**Requirements:** Transcribe the entries below exactly.

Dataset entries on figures
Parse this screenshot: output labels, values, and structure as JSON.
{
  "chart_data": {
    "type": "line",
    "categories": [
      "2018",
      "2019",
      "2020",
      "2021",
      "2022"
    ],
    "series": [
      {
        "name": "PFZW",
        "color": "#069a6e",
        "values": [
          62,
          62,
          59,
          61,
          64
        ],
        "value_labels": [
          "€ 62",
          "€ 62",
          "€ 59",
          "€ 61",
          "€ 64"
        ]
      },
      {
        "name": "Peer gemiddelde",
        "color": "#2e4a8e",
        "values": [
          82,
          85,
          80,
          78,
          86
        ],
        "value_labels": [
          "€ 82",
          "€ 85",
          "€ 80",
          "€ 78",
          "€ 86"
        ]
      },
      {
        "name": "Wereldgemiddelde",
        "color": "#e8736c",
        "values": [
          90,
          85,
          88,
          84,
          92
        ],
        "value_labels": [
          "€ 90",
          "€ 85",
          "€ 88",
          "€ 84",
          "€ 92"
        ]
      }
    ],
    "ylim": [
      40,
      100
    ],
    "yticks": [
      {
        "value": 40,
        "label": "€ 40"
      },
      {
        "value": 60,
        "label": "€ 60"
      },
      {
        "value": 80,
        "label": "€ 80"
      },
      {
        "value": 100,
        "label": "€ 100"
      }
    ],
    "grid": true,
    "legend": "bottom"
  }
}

**The answer:**
Parse this screenshot: output labels, values, and structure as JSON.
{
  "chart_data": {
    "type": "line",
    "categories": [
      "2018",
      "2019",
      "2020",
      "2021",
      "2022"
    ],
    "series": [
      {
        "name": "PFZW",
        "color": "#069a6e",
        "values": [
          62,
          62,
          59,
          61,
          64
        ],
        "value_labels": [
          "€ 62",
          "€ 62",
          "€ 59",
          "€ 61",
          "€ 64"
        ]
      },
      {
        "name": "Peer gemiddelde",
        "color": "#2e4a8e",
        "values": [
          82,
          85,
          80,
          78,
          86
        ],
        "value_labels": [
          "€ 82",
          "€ 85",
          "€ 80",
          "€ 78",
          "€ 86"
        ]
      },
      {
        "name": "Wereldgemiddelde",
        "color": "#e8736c",
        "values": [
          90,
          85,
          88,
          84,
          92
        ],
        "value_labels": [
          "€ 90",
          "€ 85",
          "€ 88",
          "€ 84",
          "€ 92"
        ]
      }
    ],
    "ylim": [
      40,
      100
    ],
    "yticks": [
      {
        "value": 40,
        "label": "€ 40"
      },
      {
        "value": 60,
        "label": "€ 60"
      },
      {
        "value": 80,
        "label": "€ 80"
      },
      {
        "value": 100,
        "label": "€ 100"
      }
    ],
    "grid": true,
    "legend": "bottom"
  }
}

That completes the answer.